Stated goal:
Copy out every record below, word for word.

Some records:
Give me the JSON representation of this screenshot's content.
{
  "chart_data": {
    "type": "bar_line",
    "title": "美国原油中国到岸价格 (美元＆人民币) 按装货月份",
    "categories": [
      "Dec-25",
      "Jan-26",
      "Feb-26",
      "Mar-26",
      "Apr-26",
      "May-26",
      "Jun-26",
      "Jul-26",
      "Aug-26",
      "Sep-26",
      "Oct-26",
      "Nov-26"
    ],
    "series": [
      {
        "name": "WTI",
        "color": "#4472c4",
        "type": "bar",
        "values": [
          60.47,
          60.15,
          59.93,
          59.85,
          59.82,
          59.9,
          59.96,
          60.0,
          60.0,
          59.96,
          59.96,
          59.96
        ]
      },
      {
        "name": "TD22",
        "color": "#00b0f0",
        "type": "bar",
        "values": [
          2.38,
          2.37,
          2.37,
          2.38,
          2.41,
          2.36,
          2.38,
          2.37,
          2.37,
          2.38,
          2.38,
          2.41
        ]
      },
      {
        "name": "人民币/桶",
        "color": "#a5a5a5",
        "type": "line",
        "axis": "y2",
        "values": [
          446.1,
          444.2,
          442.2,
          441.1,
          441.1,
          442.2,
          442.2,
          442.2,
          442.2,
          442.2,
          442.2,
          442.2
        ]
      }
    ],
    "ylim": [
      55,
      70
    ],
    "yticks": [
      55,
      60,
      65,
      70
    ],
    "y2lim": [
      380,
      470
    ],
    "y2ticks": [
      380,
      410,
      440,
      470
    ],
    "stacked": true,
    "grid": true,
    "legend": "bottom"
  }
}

Result:
Give me the JSON representation of this screenshot's content.
{
  "chart_data": {
    "type": "bar_line",
    "title": "美国原油中国到岸价格 (美元＆人民币) 按装货月份",
    "categories": [
      "Dec-25",
      "Jan-26",
      "Feb-26",
      "Mar-26",
      "Apr-26",
      "May-26",
      "Jun-26",
      "Jul-26",
      "Aug-26",
      "Sep-26",
      "Oct-26",
      "Nov-26"
    ],
    "series": [
      {
        "name": "WTI",
        "color": "#4472c4",
        "type": "bar",
        "values": [
          60.47,
          60.15,
          59.93,
          59.85,
          59.82,
          59.9,
          59.96,
          60.0,
          60.0,
          59.96,
          59.96,
          59.96
        ]
      },
      {
        "name": "TD22",
        "color": "#00b0f0",
        "type": "bar",
        "values": [
          2.38,
          2.37,
          2.37,
          2.38,
          2.41,
          2.36,
          2.38,
          2.37,
          2.37,
          2.38,
          2.38,
          2.41
        ]
      },
      {
        "name": "人民币/桶",
        "color": "#a5a5a5",
        "type": "line",
        "axis": "y2",
        "values": [
          446.1,
          444.2,
          442.2,
          441.1,
          441.1,
          442.2,
          442.2,
          442.2,
          442.2,
          442.2,
          442.2,
          442.2
        ]
      }
    ],
    "ylim": [
      55,
      70
    ],
    "yticks": [
      55,
      60,
      65,
      70
    ],
    "y2lim": [
      380,
      470
    ],
    "y2ticks": [
      380,
      410,
      440,
      470
    ],
    "stacked": true,
    "grid": true,
    "legend": "bottom"
  }
}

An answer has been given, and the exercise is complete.